Source data:

┌──

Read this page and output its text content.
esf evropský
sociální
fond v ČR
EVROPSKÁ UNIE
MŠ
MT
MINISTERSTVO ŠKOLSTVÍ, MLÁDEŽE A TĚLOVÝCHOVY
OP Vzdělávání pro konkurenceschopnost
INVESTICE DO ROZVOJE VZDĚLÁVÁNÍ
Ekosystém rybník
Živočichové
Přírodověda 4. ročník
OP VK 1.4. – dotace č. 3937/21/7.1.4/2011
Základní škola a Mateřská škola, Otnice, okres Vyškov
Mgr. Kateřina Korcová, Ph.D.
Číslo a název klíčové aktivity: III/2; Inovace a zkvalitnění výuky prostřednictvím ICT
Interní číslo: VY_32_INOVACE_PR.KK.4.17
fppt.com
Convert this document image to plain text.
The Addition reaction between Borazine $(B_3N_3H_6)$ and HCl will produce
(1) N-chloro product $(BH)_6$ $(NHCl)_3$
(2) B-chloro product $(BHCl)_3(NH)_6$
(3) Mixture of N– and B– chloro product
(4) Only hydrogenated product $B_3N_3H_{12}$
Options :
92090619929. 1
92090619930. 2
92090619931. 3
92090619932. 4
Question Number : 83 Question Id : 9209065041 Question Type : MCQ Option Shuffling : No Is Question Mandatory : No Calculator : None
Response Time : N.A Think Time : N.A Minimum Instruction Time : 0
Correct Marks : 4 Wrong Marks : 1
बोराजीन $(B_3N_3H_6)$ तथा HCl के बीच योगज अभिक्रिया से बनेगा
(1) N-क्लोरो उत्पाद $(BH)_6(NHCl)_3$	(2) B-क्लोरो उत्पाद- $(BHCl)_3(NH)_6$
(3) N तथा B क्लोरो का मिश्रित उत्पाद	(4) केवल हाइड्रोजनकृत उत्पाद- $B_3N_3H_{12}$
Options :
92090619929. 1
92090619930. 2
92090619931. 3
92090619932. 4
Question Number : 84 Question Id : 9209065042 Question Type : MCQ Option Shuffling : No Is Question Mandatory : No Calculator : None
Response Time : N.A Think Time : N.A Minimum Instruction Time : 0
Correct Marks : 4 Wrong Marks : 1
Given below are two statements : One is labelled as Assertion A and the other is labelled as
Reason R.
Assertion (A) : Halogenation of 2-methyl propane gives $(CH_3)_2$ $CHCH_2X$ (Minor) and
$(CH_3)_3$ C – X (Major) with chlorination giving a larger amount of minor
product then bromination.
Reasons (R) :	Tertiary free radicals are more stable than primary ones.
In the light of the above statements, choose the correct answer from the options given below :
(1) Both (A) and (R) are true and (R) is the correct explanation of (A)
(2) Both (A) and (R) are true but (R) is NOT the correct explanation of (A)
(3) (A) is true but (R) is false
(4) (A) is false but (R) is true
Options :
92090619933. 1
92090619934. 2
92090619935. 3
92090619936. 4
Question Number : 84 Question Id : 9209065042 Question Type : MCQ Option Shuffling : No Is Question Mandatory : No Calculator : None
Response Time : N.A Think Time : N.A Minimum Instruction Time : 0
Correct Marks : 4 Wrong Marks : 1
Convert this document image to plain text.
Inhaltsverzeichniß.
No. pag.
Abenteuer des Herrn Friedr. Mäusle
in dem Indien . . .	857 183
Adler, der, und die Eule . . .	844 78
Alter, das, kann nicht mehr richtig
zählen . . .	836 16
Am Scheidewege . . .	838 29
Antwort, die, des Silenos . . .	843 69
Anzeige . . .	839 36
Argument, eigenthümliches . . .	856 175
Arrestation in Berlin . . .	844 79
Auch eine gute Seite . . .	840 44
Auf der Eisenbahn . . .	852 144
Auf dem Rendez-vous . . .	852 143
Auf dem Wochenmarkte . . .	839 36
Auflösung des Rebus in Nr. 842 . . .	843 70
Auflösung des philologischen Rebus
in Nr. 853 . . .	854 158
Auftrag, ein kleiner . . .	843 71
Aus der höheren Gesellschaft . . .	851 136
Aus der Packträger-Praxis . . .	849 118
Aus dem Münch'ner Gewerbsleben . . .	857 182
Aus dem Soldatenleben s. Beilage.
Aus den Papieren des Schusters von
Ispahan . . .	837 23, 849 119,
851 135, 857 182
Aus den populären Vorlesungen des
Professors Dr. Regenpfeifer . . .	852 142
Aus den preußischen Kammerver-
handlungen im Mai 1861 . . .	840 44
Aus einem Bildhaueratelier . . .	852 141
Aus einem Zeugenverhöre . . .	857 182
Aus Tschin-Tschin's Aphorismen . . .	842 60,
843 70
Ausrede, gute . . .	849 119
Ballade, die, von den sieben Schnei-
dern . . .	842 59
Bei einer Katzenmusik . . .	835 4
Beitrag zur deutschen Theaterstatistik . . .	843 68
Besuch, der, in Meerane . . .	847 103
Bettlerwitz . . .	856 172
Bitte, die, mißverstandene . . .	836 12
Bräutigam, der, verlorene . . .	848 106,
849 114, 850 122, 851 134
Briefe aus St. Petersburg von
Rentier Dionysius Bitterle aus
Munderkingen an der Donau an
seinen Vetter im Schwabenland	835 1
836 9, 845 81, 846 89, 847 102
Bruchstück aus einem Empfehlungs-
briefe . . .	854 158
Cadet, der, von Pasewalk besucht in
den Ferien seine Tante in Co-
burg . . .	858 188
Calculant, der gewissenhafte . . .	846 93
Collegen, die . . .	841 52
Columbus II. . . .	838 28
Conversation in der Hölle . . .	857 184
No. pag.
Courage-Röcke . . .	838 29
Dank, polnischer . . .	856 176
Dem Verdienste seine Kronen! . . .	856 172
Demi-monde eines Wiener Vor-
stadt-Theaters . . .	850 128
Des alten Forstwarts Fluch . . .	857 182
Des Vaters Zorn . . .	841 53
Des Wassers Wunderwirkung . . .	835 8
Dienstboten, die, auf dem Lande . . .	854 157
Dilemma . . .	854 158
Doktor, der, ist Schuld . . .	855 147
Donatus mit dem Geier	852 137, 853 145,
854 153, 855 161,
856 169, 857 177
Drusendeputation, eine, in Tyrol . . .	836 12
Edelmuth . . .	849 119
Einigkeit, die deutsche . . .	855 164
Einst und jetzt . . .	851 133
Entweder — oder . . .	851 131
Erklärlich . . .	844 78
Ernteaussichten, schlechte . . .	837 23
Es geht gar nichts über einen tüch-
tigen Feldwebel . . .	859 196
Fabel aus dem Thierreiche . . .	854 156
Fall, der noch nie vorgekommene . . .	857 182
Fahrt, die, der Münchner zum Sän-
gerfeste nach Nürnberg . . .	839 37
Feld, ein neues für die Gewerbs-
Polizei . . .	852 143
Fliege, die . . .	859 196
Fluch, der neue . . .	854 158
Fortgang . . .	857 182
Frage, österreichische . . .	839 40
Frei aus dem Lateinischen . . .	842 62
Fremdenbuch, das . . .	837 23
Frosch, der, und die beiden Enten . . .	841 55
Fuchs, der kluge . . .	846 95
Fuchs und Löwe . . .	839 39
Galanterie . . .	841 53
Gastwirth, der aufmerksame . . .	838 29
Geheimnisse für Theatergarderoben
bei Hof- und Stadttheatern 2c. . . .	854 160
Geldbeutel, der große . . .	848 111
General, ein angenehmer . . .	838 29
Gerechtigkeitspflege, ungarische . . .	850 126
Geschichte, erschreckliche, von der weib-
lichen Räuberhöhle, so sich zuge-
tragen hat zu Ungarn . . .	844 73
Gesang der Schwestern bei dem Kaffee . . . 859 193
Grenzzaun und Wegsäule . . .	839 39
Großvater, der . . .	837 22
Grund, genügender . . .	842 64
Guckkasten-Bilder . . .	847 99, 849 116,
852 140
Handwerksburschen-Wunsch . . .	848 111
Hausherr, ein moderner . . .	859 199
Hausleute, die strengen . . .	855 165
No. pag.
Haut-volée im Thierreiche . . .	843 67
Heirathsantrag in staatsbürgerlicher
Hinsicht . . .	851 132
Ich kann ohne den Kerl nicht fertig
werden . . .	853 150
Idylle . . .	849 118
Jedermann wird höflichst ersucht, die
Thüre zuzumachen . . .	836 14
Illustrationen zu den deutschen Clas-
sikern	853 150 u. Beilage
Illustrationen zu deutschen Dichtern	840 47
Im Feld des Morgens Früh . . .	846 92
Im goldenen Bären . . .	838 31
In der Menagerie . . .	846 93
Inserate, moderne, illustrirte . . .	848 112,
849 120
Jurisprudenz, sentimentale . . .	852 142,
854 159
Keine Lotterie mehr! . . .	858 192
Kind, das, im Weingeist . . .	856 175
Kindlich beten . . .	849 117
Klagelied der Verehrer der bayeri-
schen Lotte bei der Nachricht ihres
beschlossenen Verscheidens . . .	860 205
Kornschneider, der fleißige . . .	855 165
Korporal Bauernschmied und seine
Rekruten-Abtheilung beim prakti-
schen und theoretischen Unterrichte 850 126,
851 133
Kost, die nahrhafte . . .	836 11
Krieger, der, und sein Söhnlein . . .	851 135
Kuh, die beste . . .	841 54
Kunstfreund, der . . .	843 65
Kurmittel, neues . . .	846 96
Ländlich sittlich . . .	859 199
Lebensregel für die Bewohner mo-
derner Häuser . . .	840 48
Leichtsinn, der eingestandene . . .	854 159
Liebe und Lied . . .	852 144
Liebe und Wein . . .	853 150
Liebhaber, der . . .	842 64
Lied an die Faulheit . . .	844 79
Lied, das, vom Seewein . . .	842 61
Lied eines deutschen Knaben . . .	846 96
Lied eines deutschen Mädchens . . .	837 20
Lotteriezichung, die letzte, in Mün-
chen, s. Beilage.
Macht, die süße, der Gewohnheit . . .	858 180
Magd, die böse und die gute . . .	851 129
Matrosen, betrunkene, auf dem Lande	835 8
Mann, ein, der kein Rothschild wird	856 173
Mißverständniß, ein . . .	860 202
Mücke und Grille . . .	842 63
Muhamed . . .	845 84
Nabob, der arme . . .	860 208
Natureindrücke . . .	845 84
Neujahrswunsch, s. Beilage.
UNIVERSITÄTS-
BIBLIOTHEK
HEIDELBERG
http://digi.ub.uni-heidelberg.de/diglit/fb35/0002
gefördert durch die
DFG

└──

PROMPT: Which lines of the data include "Auflösung"? Copy each of them.

EXPECTED OUTPUT:
Auflösung des Rebus in Nr. 842 . . .	843 70
Auflösung des philologischen Rebus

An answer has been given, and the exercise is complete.